WHAT TO WORK ON: Set the data down again, exactly as it reads, but without the pictures.

***** RECORDS SHOWN

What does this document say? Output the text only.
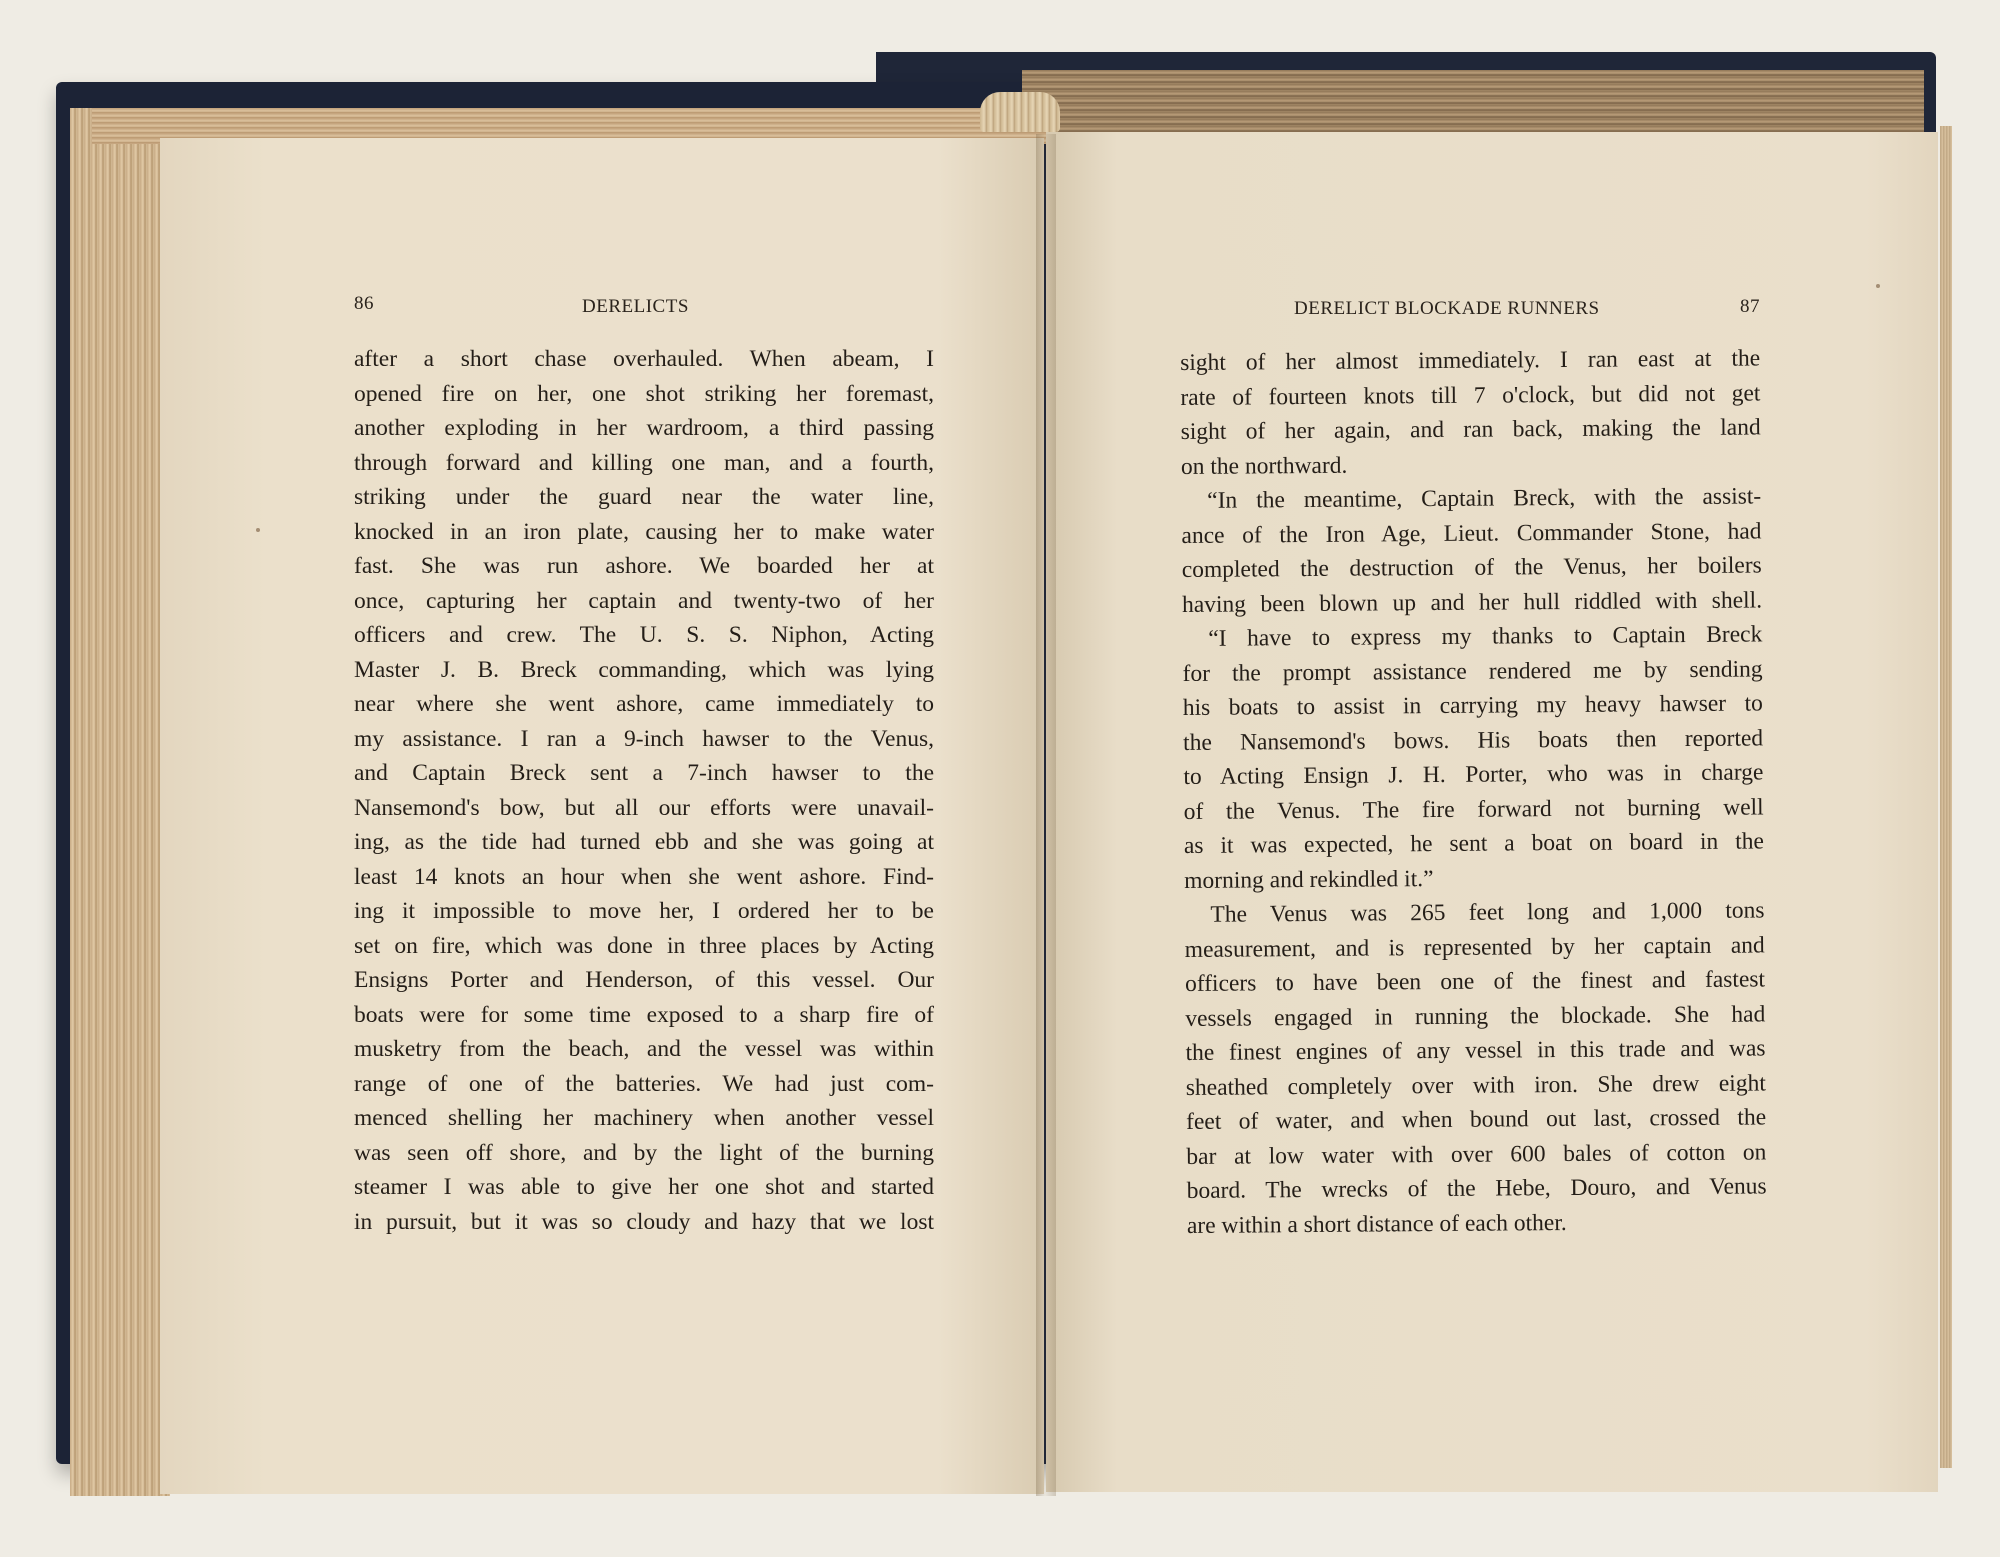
86	DERELICTS	DERELICT BLOCKADE RUNNERS	87
after a short chase overhauled. When abeam, I
opened fire on her, one shot striking her foremast,
another exploding in her wardroom, a third passing
through forward and killing one man, and a fourth,
striking under the guard near the water line,
knocked in an iron plate, causing her to make water
fast. She was run ashore. We boarded her at
once, capturing her captain and twenty-two of her
officers and crew. The U. S. S. Niphon, Acting
Master J. B. Breck commanding, which was lying
near where she went ashore, came immediately to
my assistance. I ran a 9-inch hawser to the Venus,
and Captain Breck sent a 7-inch hawser to the
Nansemond's bow, but all our efforts were unavail-
ing, as the tide had turned ebb and she was going at
least 14 knots an hour when she went ashore. Find-
ing it impossible to move her, I ordered her to be
set on fire, which was done in three places by Acting
Ensigns Porter and Henderson, of this vessel. Our
boats were for some time exposed to a sharp fire of
musketry from the beach, and the vessel was within
range of one of the batteries. We had just com-
menced shelling her machinery when another vessel
was seen off shore, and by the light of the burning
steamer I was able to give her one shot and started
in pursuit, but it was so cloudy and hazy that we lost
sight of her almost immediately. I ran east at the
rate of fourteen knots till 7 o'clock, but did not get
sight of her again, and ran back, making the land
on the northward.
“In the meantime, Captain Breck, with the assist-
ance of the Iron Age, Lieut. Commander Stone, had
completed the destruction of the Venus, her boilers
having been blown up and her hull riddled with shell.
“I have to express my thanks to Captain Breck
for the prompt assistance rendered me by sending
his boats to assist in carrying my heavy hawser to
the Nansemond's bows. His boats then reported
to Acting Ensign J. H. Porter, who was in charge
of the Venus. The fire forward not burning well
as it was expected, he sent a boat on board in the
morning and rekindled it.”
The Venus was 265 feet long and 1,000 tons
measurement, and is represented by her captain and
officers to have been one of the finest and fastest
vessels engaged in running the blockade. She had
the finest engines of any vessel in this trade and was
sheathed completely over with iron. She drew eight
feet of water, and when bound out last, crossed the
bar at low water with over 600 bales of cotton on
board. The wrecks of the Hebe, Douro, and Venus
are within a short distance of each other.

**********

RESPONSE:
What does this document say? Output the text only.
86	DERELICTS	DERELICT BLOCKADE RUNNERS	87
after a short chase overhauled. When abeam, I
opened fire on her, one shot striking her foremast,
another exploding in her wardroom, a third passing
through forward and killing one man, and a fourth,
striking under the guard near the water line,
knocked in an iron plate, causing her to make water
fast. She was run ashore. We boarded her at
once, capturing her captain and twenty-two of her
officers and crew. The U. S. S. Niphon, Acting
Master J. B. Breck commanding, which was lying
near where she went ashore, came immediately to
my assistance. I ran a 9-inch hawser to the Venus,
and Captain Breck sent a 7-inch hawser to the
Nansemond's bow, but all our efforts were unavail-
ing, as the tide had turned ebb and she was going at
least 14 knots an hour when she went ashore. Find-
ing it impossible to move her, I ordered her to be
set on fire, which was done in three places by Acting
Ensigns Porter and Henderson, of this vessel. Our
boats were for some time exposed to a sharp fire of
musketry from the beach, and the vessel was within
range of one of the batteries. We had just com-
menced shelling her machinery when another vessel
was seen off shore, and by the light of the burning
steamer I was able to give her one shot and started
in pursuit, but it was so cloudy and hazy that we lost
sight of her almost immediately. I ran east at the
rate of fourteen knots till 7 o'clock, but did not get
sight of her again, and ran back, making the land
on the northward.
“In the meantime, Captain Breck, with the assist-
ance of the Iron Age, Lieut. Commander Stone, had
completed the destruction of the Venus, her boilers
having been blown up and her hull riddled with shell.
“I have to express my thanks to Captain Breck
for the prompt assistance rendered me by sending
his boats to assist in carrying my heavy hawser to
the Nansemond's bows. His boats then reported
to Acting Ensign J. H. Porter, who was in charge
of the Venus. The fire forward not burning well
as it was expected, he sent a boat on board in the
morning and rekindled it.”
The Venus was 265 feet long and 1,000 tons
measurement, and is represented by her captain and
officers to have been one of the finest and fastest
vessels engaged in running the blockade. She had
the finest engines of any vessel in this trade and was
sheathed completely over with iron. She drew eight
feet of water, and when bound out last, crossed the
bar at low water with over 600 bales of cotton on
board. The wrecks of the Hebe, Douro, and Venus
are within a short distance of each other.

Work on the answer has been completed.